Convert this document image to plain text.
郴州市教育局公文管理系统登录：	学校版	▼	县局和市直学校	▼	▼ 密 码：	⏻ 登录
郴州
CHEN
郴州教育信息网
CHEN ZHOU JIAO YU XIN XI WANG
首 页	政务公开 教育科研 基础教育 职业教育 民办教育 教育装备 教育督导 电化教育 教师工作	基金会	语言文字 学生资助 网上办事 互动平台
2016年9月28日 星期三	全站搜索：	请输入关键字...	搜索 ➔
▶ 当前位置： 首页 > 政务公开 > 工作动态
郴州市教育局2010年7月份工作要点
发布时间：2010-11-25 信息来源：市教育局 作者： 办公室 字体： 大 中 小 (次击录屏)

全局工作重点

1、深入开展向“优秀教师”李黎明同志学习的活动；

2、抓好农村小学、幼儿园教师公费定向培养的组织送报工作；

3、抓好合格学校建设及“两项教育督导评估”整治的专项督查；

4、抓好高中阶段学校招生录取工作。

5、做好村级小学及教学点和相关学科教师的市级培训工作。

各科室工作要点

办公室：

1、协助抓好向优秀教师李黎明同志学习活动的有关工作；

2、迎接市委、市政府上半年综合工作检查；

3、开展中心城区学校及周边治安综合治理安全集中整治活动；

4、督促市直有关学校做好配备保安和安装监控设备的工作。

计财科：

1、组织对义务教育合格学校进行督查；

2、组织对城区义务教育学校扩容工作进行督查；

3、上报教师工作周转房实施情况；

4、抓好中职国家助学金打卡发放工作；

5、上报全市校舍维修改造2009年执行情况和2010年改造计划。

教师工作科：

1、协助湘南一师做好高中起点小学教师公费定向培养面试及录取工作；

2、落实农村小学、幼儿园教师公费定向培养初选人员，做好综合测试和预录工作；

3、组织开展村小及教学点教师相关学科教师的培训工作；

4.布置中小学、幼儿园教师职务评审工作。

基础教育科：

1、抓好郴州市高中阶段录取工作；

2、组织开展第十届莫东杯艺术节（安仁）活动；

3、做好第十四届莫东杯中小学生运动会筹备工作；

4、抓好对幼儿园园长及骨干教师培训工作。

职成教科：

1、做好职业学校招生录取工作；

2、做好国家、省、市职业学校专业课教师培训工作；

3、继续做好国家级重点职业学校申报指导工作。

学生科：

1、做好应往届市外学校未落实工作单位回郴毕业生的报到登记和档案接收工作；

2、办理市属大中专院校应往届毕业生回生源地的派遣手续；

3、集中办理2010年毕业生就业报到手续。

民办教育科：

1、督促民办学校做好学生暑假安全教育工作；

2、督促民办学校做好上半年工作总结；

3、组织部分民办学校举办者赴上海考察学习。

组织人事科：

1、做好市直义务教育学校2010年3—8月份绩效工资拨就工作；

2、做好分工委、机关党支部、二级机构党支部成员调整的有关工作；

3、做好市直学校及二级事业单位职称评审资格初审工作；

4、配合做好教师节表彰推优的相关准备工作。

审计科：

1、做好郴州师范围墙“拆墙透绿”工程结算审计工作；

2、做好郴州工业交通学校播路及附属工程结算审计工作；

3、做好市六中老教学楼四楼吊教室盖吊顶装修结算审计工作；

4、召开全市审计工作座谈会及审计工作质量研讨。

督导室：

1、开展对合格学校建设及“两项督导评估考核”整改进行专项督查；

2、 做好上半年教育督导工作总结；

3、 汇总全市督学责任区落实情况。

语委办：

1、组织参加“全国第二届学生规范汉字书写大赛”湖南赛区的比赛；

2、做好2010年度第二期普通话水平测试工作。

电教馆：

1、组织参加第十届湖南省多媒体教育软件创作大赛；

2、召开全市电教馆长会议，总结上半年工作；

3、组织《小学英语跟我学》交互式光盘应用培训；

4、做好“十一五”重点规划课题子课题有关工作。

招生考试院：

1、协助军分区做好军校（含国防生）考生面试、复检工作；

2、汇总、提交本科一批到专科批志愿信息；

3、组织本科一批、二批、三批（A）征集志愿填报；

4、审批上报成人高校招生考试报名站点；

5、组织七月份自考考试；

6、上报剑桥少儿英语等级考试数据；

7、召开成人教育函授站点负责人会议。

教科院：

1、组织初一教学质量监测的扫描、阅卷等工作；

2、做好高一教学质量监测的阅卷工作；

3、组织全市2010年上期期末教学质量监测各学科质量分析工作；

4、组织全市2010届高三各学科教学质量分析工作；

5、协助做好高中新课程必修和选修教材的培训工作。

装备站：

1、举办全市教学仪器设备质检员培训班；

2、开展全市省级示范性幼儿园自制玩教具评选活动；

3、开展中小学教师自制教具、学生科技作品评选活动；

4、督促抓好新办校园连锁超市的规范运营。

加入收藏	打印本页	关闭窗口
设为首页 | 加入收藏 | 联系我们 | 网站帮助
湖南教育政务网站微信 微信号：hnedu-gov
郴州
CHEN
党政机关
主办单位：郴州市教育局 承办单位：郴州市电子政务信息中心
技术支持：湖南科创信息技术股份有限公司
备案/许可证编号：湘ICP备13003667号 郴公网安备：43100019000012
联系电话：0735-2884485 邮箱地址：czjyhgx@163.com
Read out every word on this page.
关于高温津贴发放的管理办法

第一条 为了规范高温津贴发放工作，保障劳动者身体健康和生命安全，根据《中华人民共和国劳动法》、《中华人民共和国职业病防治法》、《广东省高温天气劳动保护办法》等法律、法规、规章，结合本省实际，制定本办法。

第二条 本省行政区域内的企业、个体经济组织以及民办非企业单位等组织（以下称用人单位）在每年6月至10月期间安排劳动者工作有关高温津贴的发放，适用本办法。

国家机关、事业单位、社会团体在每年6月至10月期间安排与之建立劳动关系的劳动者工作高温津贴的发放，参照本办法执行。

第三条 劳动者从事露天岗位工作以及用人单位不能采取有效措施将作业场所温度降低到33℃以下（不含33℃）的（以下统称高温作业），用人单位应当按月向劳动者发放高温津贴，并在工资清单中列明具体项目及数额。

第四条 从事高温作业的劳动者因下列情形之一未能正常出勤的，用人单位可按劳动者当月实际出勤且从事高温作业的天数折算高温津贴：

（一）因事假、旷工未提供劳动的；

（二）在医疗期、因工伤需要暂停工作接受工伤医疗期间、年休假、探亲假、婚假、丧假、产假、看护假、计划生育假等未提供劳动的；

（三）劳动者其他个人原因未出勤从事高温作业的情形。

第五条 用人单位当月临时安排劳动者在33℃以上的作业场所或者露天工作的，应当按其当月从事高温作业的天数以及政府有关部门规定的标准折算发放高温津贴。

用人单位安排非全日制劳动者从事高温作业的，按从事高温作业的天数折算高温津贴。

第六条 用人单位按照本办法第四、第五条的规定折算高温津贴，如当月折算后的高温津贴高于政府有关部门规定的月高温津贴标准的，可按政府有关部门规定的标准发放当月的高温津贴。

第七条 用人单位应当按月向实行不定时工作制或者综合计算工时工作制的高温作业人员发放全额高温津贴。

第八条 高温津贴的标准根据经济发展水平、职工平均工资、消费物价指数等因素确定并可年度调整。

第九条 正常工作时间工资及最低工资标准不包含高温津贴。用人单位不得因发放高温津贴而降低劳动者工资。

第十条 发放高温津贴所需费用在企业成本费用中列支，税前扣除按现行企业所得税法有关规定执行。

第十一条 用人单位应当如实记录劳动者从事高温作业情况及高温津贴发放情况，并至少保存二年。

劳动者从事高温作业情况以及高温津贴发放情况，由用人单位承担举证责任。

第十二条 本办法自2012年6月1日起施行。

● ● ● ●

▶ [WRITTEN EXERCISE] On how many lines does the word "政务公开" appear? Answer with only the number.

▶ [EXERCISE RESPONSE] 2